------ DATA SUPPLIED

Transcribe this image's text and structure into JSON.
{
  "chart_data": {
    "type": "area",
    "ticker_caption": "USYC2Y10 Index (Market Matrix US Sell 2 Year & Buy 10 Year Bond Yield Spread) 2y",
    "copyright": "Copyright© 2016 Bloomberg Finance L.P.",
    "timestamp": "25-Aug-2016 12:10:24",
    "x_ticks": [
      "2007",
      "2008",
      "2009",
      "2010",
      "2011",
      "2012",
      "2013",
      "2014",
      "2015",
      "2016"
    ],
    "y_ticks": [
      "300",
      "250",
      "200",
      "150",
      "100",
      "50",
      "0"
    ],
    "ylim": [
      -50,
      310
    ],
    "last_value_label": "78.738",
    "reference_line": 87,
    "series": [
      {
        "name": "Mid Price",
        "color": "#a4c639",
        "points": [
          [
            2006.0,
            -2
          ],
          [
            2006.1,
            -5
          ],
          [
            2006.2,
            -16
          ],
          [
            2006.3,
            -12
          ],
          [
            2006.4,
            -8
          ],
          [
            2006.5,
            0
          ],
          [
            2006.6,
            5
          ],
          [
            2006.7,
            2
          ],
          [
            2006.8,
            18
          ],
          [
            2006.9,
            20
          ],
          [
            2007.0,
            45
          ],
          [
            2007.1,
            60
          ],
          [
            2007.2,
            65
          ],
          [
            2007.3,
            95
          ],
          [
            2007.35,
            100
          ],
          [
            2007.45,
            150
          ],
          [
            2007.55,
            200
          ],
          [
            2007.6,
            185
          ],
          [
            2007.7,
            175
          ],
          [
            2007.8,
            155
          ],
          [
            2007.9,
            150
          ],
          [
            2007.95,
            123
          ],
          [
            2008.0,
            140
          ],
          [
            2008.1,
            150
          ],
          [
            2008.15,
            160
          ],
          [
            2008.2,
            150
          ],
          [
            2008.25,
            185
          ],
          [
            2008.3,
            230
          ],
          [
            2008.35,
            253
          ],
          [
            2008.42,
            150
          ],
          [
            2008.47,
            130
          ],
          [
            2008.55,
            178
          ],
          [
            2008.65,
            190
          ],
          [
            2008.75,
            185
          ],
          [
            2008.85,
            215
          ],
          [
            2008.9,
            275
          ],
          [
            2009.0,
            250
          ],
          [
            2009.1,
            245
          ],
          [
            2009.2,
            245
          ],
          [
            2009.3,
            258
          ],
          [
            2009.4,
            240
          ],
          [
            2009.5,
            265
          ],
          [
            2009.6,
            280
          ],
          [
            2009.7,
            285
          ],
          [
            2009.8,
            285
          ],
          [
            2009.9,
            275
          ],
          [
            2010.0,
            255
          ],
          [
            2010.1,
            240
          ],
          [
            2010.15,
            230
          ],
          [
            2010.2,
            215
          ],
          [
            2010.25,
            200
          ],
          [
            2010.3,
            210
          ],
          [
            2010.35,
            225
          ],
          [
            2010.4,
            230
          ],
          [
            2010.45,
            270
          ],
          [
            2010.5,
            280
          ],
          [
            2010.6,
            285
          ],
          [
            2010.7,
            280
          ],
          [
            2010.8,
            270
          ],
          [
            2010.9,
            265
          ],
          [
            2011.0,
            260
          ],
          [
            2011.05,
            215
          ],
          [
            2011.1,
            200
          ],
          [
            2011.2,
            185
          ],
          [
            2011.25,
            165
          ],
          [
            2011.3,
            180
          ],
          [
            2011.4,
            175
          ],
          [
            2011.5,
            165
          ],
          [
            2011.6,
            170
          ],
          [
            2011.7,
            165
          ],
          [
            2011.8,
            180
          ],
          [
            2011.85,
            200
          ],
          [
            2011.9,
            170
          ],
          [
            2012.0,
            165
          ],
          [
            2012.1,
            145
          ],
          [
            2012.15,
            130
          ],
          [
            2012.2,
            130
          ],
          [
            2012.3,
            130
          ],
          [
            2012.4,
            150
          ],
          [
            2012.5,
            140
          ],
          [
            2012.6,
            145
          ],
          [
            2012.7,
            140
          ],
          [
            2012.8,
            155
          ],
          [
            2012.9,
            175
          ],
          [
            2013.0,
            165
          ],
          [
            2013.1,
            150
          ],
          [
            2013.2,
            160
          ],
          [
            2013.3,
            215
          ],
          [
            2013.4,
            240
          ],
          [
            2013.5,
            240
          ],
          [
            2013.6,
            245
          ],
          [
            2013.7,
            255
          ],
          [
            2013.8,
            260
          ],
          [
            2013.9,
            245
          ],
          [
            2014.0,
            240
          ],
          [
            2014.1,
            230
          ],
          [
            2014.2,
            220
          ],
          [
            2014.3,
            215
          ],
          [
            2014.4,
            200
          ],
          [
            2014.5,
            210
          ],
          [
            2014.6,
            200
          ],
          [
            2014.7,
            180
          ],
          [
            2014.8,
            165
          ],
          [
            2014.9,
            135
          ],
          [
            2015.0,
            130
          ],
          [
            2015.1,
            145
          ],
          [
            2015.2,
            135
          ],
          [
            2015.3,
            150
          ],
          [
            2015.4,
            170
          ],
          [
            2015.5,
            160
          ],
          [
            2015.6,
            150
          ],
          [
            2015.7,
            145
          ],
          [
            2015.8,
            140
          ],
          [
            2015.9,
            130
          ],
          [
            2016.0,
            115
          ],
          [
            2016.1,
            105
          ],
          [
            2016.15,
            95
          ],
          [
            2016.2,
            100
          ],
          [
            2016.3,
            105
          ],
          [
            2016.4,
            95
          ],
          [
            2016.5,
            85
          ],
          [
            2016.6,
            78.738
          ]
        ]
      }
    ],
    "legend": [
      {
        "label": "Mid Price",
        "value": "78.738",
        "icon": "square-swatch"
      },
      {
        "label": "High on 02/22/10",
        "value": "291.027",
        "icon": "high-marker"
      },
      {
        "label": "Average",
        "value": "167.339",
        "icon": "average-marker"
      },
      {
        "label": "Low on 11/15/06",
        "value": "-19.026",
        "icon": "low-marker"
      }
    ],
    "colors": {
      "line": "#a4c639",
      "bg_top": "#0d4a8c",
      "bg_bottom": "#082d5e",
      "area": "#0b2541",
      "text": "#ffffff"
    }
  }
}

------------

Write out every line of the entries that holds the word "icon".

• [ANSWER IN FULL]:
        "icon": "square-swatch"
        "icon": "high-marker"
        "icon": "average-marker"
        "icon": "low-marker"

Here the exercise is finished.